From the essay on women's roles, write out the passage starting at "I am 26 and" up to and including "a side job.", word for word.

§ SELECTED EXCERPT
★ ★ ★ ★ ★

Women’s Roles

On women in society at large: Perhaps we’ve climbed from inferior to identical but the equality we’re looking for is still ahead.  It is something that we need to give to ourselves by valuing and claiming our divine roles as women.

As a Latter-day Saint, I believe that God designed the family to begin with a father, whose role is to provide, and a mother, whose role is to nurture.

I am 26 and I’ve been married for five years. Recently, I made the transition into motherhood.  My son is Six-months old. I am my child’s full-time care-giver.  My business is just a side job.

It is sometimes difficult to live by my belief that a mother’s role is in the home.  Being “just” a stay-at-home mom has a negative connotation in our competitive society.  The culture seems to say, “Really?  How back-woodsey could you get? You’re being oppressed by your husband and belittled by the menial tasks of child-care.  Don’t you have any self-respect, intelligence or resources?  You’re wasting your youth trapped behind a pile of dirty diapers.  Don’t you know there’s a big world out there, brimming with opportunities, and that you could really be someone?”

★ ★ ★ ★ ★

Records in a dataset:
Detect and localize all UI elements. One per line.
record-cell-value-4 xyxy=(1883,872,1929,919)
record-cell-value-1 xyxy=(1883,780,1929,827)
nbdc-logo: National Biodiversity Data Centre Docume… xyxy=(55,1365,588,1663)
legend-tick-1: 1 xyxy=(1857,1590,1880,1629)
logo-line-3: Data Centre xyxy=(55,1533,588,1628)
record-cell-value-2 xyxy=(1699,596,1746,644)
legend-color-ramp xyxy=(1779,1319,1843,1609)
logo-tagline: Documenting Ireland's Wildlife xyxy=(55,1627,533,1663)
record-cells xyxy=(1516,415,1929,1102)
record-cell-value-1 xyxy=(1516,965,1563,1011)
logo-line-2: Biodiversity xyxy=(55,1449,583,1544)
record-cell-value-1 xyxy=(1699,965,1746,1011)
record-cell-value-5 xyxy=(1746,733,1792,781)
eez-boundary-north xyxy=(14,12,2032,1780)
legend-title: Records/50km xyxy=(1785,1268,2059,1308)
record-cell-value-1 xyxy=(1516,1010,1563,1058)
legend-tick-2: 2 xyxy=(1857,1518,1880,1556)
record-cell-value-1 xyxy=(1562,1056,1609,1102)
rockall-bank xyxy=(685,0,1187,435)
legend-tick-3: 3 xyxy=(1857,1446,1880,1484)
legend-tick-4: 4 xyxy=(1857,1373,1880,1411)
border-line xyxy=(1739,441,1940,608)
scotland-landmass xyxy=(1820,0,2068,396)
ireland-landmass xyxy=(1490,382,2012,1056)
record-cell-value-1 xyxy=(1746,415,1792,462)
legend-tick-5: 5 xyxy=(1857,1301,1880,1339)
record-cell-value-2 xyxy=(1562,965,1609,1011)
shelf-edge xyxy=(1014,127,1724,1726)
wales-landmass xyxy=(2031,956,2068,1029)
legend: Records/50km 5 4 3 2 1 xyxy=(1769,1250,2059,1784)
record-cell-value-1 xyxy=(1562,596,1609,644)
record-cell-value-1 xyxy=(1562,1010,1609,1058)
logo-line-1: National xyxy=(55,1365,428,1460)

★ ★ ★ ★ ★

§ CORRECT RESULT
I am 26 and I’ve been married for five years. Recently, I made the transition into motherhood.  My son is Six-months old. I am my child’s full-time care-giver.  My business is just a side job.